DATASET CONTENT |
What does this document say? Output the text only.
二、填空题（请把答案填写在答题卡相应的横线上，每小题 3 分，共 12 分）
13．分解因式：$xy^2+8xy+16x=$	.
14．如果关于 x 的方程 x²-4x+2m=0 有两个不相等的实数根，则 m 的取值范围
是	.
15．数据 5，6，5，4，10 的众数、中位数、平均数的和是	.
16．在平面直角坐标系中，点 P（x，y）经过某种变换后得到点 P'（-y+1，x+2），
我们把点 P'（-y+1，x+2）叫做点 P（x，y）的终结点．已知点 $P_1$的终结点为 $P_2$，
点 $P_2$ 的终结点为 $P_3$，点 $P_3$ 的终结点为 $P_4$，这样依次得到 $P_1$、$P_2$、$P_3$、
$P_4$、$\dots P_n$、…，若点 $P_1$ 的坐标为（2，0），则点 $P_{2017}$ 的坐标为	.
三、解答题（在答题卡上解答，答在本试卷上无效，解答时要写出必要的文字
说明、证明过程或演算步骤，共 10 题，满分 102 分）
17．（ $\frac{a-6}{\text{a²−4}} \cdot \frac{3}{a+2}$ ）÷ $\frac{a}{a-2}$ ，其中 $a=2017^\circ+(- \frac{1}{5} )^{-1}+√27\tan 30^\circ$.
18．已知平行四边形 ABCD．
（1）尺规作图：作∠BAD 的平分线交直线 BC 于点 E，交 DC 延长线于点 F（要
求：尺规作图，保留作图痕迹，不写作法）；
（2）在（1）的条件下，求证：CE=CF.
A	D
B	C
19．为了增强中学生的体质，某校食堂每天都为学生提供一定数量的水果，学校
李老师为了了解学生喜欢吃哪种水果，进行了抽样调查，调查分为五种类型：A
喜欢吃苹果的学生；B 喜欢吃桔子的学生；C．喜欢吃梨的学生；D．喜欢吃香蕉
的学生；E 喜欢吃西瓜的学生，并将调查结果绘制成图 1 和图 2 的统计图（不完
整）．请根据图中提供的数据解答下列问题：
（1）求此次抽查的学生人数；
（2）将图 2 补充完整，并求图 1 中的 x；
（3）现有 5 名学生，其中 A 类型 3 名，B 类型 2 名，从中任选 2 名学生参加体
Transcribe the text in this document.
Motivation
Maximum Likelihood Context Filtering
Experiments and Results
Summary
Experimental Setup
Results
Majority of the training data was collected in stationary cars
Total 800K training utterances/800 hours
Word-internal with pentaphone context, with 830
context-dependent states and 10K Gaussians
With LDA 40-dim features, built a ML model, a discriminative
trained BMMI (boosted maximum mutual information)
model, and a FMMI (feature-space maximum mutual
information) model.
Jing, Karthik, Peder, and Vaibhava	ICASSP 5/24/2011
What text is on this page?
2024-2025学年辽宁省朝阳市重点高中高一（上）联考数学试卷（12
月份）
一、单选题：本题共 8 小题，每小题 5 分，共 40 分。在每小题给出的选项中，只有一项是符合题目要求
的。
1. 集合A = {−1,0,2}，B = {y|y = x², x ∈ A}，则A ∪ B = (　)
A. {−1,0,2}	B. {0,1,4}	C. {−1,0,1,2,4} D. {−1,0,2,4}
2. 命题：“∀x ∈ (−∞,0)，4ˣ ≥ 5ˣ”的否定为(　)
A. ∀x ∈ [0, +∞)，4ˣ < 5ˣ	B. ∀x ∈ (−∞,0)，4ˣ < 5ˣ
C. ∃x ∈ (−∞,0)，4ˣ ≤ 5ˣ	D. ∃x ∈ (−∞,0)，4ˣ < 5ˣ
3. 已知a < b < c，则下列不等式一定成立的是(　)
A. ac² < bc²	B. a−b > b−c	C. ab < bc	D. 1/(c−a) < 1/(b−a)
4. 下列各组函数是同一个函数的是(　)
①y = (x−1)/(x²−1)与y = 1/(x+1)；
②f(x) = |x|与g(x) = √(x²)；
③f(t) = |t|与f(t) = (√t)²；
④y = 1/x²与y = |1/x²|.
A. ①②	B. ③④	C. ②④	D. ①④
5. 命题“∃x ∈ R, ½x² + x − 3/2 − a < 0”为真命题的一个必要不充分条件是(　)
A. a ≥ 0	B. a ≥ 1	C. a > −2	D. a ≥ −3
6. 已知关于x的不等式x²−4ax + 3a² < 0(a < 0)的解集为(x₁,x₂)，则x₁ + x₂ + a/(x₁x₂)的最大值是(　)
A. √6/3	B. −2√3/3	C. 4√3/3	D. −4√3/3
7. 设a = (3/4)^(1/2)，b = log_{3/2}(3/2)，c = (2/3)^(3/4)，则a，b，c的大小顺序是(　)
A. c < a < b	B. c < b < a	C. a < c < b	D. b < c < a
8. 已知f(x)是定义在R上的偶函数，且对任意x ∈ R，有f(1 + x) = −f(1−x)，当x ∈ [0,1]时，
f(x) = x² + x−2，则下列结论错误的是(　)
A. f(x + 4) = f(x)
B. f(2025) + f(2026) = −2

STATED EXERCISE | Your task is to extract all of the records exactly.

EXPECTED OUTPUT |
What does this document say? Output the text only.
二、填空题（请把答案填写在答题卡相应的横线上，每小题 3 分，共 12 分）
13．分解因式：$xy^2+8xy+16x=$	.
14．如果关于 x 的方程 x²-4x+2m=0 有两个不相等的实数根，则 m 的取值范围
是	.
15．数据 5，6，5，4，10 的众数、中位数、平均数的和是	.
16．在平面直角坐标系中，点 P（x，y）经过某种变换后得到点 P'（-y+1，x+2），
我们把点 P'（-y+1，x+2）叫做点 P（x，y）的终结点．已知点 $P_1$的终结点为 $P_2$，
点 $P_2$ 的终结点为 $P_3$，点 $P_3$ 的终结点为 $P_4$，这样依次得到 $P_1$、$P_2$、$P_3$、
$P_4$、$\dots P_n$、…，若点 $P_1$ 的坐标为（2，0），则点 $P_{2017}$ 的坐标为	.
三、解答题（在答题卡上解答，答在本试卷上无效，解答时要写出必要的文字
说明、证明过程或演算步骤，共 10 题，满分 102 分）
17．（ $\frac{a-6}{\text{a²−4}} \cdot \frac{3}{a+2}$ ）÷ $\frac{a}{a-2}$ ，其中 $a=2017^\circ+(- \frac{1}{5} )^{-1}+√27\tan 30^\circ$.
18．已知平行四边形 ABCD．
（1）尺规作图：作∠BAD 的平分线交直线 BC 于点 E，交 DC 延长线于点 F（要
求：尺规作图，保留作图痕迹，不写作法）；
（2）在（1）的条件下，求证：CE=CF.
A	D
B	C
19．为了增强中学生的体质，某校食堂每天都为学生提供一定数量的水果，学校
李老师为了了解学生喜欢吃哪种水果，进行了抽样调查，调查分为五种类型：A
喜欢吃苹果的学生；B 喜欢吃桔子的学生；C．喜欢吃梨的学生；D．喜欢吃香蕉
的学生；E 喜欢吃西瓜的学生，并将调查结果绘制成图 1 和图 2 的统计图（不完
整）．请根据图中提供的数据解答下列问题：
（1）求此次抽查的学生人数；
（2）将图 2 补充完整，并求图 1 中的 x；
（3）现有 5 名学生，其中 A 类型 3 名，B 类型 2 名，从中任选 2 名学生参加体
Transcribe the text in this document.
Motivation
Maximum Likelihood Context Filtering
Experiments and Results
Summary
Experimental Setup
Results
Majority of the training data was collected in stationary cars
Total 800K training utterances/800 hours
Word-internal with pentaphone context, with 830
context-dependent states and 10K Gaussians
With LDA 40-dim features, built a ML model, a discriminative
trained BMMI (boosted maximum mutual information)
model, and a FMMI (feature-space maximum mutual
information) model.
Jing, Karthik, Peder, and Vaibhava	ICASSP 5/24/2011
What text is on this page?
2024-2025学年辽宁省朝阳市重点高中高一（上）联考数学试卷（12
月份）
一、单选题：本题共 8 小题，每小题 5 分，共 40 分。在每小题给出的选项中，只有一项是符合题目要求
的。
1. 集合A = {−1,0,2}，B = {y|y = x², x ∈ A}，则A ∪ B = (　)
A. {−1,0,2}	B. {0,1,4}	C. {−1,0,1,2,4} D. {−1,0,2,4}
2. 命题：“∀x ∈ (−∞,0)，4ˣ ≥ 5ˣ”的否定为(　)
A. ∀x ∈ [0, +∞)，4ˣ < 5ˣ	B. ∀x ∈ (−∞,0)，4ˣ < 5ˣ
C. ∃x ∈ (−∞,0)，4ˣ ≤ 5ˣ	D. ∃x ∈ (−∞,0)，4ˣ < 5ˣ
3. 已知a < b < c，则下列不等式一定成立的是(　)
A. ac² < bc²	B. a−b > b−c	C. ab < bc	D. 1/(c−a) < 1/(b−a)
4. 下列各组函数是同一个函数的是(　)
①y = (x−1)/(x²−1)与y = 1/(x+1)；
②f(x) = |x|与g(x) = √(x²)；
③f(t) = |t|与f(t) = (√t)²；
④y = 1/x²与y = |1/x²|.
A. ①②	B. ③④	C. ②④	D. ①④
5. 命题“∃x ∈ R, ½x² + x − 3/2 − a < 0”为真命题的一个必要不充分条件是(　)
A. a ≥ 0	B. a ≥ 1	C. a > −2	D. a ≥ −3
6. 已知关于x的不等式x²−4ax + 3a² < 0(a < 0)的解集为(x₁,x₂)，则x₁ + x₂ + a/(x₁x₂)的最大值是(　)
A. √6/3	B. −2√3/3	C. 4√3/3	D. −4√3/3
7. 设a = (3/4)^(1/2)，b = log_{3/2}(3/2)，c = (2/3)^(3/4)，则a，b，c的大小顺序是(　)
A. c < a < b	B. c < b < a	C. a < c < b	D. b < c < a
8. 已知f(x)是定义在R上的偶函数，且对任意x ∈ R，有f(1 + x) = −f(1−x)，当x ∈ [0,1]时，
f(x) = x² + x−2，则下列结论错误的是(　)
A. f(x + 4) = f(x)
B. f(2025) + f(2026) = −2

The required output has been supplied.